• [Short task]: Using the data beneath, show every line that includes the word "decisions".

• [Material for this exercise]:
····················

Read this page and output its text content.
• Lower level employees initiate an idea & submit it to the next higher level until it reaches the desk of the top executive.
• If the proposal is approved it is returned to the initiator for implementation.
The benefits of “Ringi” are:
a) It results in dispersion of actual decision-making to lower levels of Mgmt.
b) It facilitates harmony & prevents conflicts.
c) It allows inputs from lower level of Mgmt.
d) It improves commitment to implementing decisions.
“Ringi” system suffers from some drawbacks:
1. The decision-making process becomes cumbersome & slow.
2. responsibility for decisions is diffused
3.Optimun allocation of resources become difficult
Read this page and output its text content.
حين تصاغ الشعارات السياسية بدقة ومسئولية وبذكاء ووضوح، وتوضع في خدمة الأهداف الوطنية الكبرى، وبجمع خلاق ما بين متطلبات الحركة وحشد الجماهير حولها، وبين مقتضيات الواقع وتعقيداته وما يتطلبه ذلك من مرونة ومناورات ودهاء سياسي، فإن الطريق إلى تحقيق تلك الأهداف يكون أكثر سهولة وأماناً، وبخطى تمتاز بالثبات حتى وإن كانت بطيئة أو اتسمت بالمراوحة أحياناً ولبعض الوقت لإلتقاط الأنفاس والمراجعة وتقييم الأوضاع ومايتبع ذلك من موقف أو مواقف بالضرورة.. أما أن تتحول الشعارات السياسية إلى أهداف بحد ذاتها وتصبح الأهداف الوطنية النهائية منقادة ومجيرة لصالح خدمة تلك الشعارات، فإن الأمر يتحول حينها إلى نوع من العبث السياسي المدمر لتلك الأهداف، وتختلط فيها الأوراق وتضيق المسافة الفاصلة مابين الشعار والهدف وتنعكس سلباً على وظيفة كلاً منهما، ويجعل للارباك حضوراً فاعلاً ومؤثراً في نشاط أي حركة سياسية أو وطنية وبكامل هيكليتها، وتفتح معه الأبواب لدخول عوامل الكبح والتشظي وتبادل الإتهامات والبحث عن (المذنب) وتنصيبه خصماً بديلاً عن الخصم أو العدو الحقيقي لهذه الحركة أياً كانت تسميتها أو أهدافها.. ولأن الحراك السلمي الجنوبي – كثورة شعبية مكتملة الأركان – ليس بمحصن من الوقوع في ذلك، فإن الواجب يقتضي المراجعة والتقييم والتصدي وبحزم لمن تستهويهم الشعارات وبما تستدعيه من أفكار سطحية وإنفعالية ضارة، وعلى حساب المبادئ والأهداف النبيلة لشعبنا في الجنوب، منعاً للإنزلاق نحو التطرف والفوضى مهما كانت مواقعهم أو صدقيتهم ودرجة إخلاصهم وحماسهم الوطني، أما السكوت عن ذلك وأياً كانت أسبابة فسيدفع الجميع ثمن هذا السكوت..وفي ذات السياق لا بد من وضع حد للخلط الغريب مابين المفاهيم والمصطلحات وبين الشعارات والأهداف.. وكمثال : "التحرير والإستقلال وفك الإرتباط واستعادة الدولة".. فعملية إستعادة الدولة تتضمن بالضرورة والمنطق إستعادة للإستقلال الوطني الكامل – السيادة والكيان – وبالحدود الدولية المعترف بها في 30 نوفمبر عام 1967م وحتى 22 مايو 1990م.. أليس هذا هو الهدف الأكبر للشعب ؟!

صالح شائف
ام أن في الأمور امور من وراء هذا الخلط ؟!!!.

····················

• [Correct result]:
d) It improves commitment to implementing decisions.
2. responsibility for decisions is diffused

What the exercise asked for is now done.